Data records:
════════════════

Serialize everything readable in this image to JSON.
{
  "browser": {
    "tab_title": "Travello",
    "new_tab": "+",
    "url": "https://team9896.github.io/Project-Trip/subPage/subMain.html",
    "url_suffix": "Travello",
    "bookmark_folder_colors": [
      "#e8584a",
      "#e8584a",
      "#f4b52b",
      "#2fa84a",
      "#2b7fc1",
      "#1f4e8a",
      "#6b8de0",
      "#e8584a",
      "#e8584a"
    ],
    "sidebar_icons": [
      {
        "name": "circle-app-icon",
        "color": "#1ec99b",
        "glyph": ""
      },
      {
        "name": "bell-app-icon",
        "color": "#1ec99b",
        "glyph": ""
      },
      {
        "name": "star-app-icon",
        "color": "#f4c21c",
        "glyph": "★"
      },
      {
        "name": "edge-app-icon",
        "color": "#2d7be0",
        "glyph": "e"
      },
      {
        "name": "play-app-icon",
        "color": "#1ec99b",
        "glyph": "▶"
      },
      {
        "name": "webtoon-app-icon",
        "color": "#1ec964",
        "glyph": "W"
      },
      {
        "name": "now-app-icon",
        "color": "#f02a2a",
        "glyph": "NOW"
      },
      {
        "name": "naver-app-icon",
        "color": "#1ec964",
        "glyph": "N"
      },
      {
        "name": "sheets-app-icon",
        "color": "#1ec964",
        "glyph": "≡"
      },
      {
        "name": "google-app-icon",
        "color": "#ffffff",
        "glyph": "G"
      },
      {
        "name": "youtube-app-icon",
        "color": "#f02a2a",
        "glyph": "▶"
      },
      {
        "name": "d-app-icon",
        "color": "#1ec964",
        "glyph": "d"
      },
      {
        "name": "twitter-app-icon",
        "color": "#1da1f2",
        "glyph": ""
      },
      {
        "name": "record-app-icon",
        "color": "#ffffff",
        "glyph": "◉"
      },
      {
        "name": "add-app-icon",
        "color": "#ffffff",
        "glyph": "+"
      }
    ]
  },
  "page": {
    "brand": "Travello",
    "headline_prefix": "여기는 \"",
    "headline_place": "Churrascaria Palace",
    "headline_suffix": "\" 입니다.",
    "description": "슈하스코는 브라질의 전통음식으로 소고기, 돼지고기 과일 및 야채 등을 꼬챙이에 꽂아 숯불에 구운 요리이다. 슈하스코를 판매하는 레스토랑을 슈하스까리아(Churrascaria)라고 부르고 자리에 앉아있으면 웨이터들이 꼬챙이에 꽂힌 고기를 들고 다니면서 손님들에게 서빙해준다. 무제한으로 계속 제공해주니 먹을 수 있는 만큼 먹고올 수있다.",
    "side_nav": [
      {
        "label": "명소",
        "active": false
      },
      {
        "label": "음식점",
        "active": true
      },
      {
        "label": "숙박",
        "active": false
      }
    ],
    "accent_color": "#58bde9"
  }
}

════════════════

Goal of the exercise – Repeat every entry exactly as written above.

Solution –
Serialize everything readable in this image to JSON.
{
  "browser": {
    "tab_title": "Travello",
    "new_tab": "+",
    "url": "https://team9896.github.io/Project-Trip/subPage/subMain.html",
    "url_suffix": "Travello",
    "bookmark_folder_colors": [
      "#e8584a",
      "#e8584a",
      "#f4b52b",
      "#2fa84a",
      "#2b7fc1",
      "#1f4e8a",
      "#6b8de0",
      "#e8584a",
      "#e8584a"
    ],
    "sidebar_icons": [
      {
        "name": "circle-app-icon",
        "color": "#1ec99b",
        "glyph": ""
      },
      {
        "name": "bell-app-icon",
        "color": "#1ec99b",
        "glyph": ""
      },
      {
        "name": "star-app-icon",
        "color": "#f4c21c",
        "glyph": "★"
      },
      {
        "name": "edge-app-icon",
        "color": "#2d7be0",
        "glyph": "e"
      },
      {
        "name": "play-app-icon",
        "color": "#1ec99b",
        "glyph": "▶"
      },
      {
        "name": "webtoon-app-icon",
        "color": "#1ec964",
        "glyph": "W"
      },
      {
        "name": "now-app-icon",
        "color": "#f02a2a",
        "glyph": "NOW"
      },
      {
        "name": "naver-app-icon",
        "color": "#1ec964",
        "glyph": "N"
      },
      {
        "name": "sheets-app-icon",
        "color": "#1ec964",
        "glyph": "≡"
      },
      {
        "name": "google-app-icon",
        "color": "#ffffff",
        "glyph": "G"
      },
      {
        "name": "youtube-app-icon",
        "color": "#f02a2a",
        "glyph": "▶"
      },
      {
        "name": "d-app-icon",
        "color": "#1ec964",
        "glyph": "d"
      },
      {
        "name": "twitter-app-icon",
        "color": "#1da1f2",
        "glyph": ""
      },
      {
        "name": "record-app-icon",
        "color": "#ffffff",
        "glyph": "◉"
      },
      {
        "name": "add-app-icon",
        "color": "#ffffff",
        "glyph": "+"
      }
    ]
  },
  "page": {
    "brand": "Travello",
    "headline_prefix": "여기는 \"",
    "headline_place": "Churrascaria Palace",
    "headline_suffix": "\" 입니다.",
    "description": "슈하스코는 브라질의 전통음식으로 소고기, 돼지고기 과일 및 야채 등을 꼬챙이에 꽂아 숯불에 구운 요리이다. 슈하스코를 판매하는 레스토랑을 슈하스까리아(Churrascaria)라고 부르고 자리에 앉아있으면 웨이터들이 꼬챙이에 꽂힌 고기를 들고 다니면서 손님들에게 서빙해준다. 무제한으로 계속 제공해주니 먹을 수 있는 만큼 먹고올 수있다.",
    "side_nav": [
      {
        "label": "명소",
        "active": false
      },
      {
        "label": "음식점",
        "active": true
      },
      {
        "label": "숙박",
        "active": false
      }
    ],
    "accent_color": "#58bde9"
  }
}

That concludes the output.